Look at each line of the records and count those with "magnitude" in them. Please answer with the count alone.
********************
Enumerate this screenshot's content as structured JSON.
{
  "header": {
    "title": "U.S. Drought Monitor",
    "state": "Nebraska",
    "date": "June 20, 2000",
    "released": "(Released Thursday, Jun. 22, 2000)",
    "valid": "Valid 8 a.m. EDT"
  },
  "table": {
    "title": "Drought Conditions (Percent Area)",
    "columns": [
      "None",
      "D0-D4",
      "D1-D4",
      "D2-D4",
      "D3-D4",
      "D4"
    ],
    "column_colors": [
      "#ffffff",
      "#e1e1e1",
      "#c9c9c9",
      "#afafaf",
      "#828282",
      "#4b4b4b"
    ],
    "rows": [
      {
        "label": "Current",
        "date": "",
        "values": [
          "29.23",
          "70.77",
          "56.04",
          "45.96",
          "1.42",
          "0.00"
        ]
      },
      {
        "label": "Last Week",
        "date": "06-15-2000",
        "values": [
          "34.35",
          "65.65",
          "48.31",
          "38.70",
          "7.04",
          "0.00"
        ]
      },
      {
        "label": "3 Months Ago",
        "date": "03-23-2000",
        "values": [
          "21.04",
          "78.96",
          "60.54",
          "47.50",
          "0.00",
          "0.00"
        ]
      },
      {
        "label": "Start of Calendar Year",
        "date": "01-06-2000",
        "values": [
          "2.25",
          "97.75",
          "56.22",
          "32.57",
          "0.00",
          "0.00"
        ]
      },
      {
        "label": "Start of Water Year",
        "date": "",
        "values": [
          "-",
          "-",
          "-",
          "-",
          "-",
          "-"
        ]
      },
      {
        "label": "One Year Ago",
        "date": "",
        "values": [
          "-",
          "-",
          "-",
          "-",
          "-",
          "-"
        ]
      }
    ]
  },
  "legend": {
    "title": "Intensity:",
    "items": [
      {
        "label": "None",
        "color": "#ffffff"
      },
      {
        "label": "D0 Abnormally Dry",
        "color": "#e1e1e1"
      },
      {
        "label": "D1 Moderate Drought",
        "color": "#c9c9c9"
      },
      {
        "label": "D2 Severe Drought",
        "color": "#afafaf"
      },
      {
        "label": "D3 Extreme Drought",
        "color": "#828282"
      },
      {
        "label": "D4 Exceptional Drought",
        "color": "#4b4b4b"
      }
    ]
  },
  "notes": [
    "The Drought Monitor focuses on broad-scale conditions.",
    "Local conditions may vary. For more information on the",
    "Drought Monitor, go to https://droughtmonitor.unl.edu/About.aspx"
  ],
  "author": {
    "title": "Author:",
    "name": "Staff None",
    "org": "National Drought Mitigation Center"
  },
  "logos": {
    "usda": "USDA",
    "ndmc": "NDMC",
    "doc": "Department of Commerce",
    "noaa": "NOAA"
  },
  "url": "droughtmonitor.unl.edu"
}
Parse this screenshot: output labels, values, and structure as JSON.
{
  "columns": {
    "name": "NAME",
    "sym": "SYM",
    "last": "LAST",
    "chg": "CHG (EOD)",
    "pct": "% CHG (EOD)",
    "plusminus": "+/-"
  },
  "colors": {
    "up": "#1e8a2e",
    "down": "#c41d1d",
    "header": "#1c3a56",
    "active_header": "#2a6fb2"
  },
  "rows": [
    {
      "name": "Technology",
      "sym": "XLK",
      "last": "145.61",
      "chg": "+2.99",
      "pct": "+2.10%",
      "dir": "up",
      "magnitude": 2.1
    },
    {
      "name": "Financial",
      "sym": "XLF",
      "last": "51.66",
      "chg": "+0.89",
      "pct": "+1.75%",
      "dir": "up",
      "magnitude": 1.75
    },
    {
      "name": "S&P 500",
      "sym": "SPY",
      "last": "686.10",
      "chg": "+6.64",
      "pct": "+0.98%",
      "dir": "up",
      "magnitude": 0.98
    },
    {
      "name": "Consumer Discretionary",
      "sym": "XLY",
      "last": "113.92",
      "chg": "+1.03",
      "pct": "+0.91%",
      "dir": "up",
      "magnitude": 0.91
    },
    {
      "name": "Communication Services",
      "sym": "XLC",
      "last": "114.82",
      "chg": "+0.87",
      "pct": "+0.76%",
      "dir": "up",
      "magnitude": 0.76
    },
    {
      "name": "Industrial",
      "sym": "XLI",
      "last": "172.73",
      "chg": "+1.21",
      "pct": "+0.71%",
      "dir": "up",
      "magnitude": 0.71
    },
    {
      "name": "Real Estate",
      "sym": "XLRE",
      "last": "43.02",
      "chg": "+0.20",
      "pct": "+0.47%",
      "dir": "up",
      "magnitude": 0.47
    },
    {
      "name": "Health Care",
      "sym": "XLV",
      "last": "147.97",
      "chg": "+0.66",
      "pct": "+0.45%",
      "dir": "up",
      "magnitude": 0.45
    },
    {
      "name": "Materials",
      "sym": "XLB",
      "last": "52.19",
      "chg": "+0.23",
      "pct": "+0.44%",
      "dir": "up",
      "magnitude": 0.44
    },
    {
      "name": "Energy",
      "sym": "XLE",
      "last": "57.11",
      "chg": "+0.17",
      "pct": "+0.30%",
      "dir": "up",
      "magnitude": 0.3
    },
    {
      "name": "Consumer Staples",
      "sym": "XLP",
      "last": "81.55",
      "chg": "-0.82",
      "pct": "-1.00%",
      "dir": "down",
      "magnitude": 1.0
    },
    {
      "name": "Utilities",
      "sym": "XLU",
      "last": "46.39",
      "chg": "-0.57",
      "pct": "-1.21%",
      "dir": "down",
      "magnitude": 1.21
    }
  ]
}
********************
CORRECT RESULT →
12